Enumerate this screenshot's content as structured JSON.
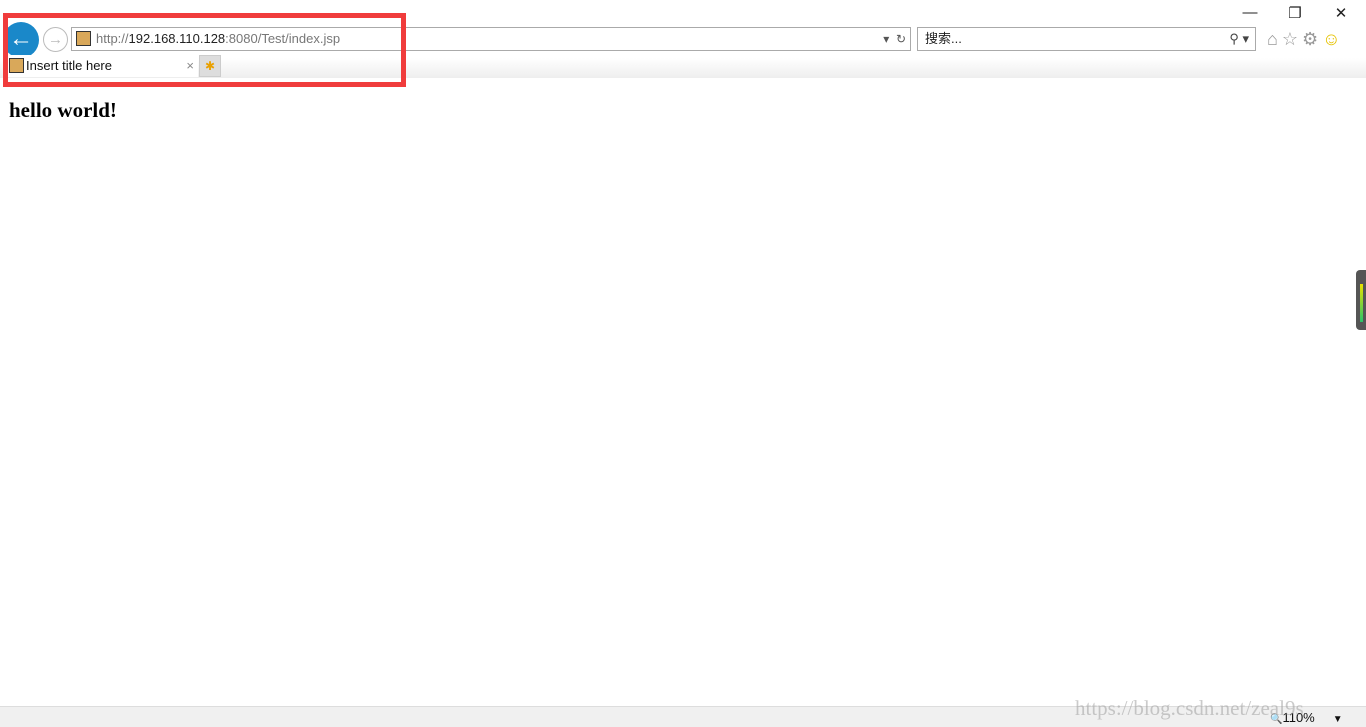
{
  "window": {
    "minimize": "—",
    "restore": "❐",
    "close": "✕"
  },
  "nav": {
    "back_icon": "arrow-left",
    "forward_icon": "arrow-right"
  },
  "address": {
    "scheme": "http://",
    "host": "192.168.110.128",
    "rest": ":8080/Test/index.jsp",
    "dropdown": "▾",
    "refresh": "↻"
  },
  "search": {
    "placeholder": "搜索...",
    "search_icon": "⚲",
    "dropdown": "▾"
  },
  "tools": {
    "home": "⌂",
    "favorites": "☆",
    "settings": "⚙",
    "feedback": "☺"
  },
  "tab": {
    "title": "Insert title here",
    "close": "×",
    "new_tab": "✱"
  },
  "page": {
    "heading": "hello world!"
  },
  "status": {
    "zoom_icon": "🔍",
    "zoom": "110%",
    "zoom_dropdown": "▼"
  },
  "watermark": "https://blog.csdn.net/zeal9s",
  "colors": {
    "highlight_box": "#f03c3c",
    "back_button": "#1a88c9"
  }
}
_____
- **CHALLENGE**: Return the material word for word. Pictures are not part of the copy.

- **ANSWER TO THE PROBLEM**:
Enumerate this screenshot's content as structured JSON.
{
  "window": {
    "minimize": "—",
    "restore": "❐",
    "close": "✕"
  },
  "nav": {
    "back_icon": "arrow-left",
    "forward_icon": "arrow-right"
  },
  "address": {
    "scheme": "http://",
    "host": "192.168.110.128",
    "rest": ":8080/Test/index.jsp",
    "dropdown": "▾",
    "refresh": "↻"
  },
  "search": {
    "placeholder": "搜索...",
    "search_icon": "⚲",
    "dropdown": "▾"
  },
  "tools": {
    "home": "⌂",
    "favorites": "☆",
    "settings": "⚙",
    "feedback": "☺"
  },
  "tab": {
    "title": "Insert title here",
    "close": "×",
    "new_tab": "✱"
  },
  "page": {
    "heading": "hello world!"
  },
  "status": {
    "zoom_icon": "🔍",
    "zoom": "110%",
    "zoom_dropdown": "▼"
  },
  "watermark": "https://blog.csdn.net/zeal9s",
  "colors": {
    "highlight_box": "#f03c3c",
    "back_button": "#1a88c9"
  }
}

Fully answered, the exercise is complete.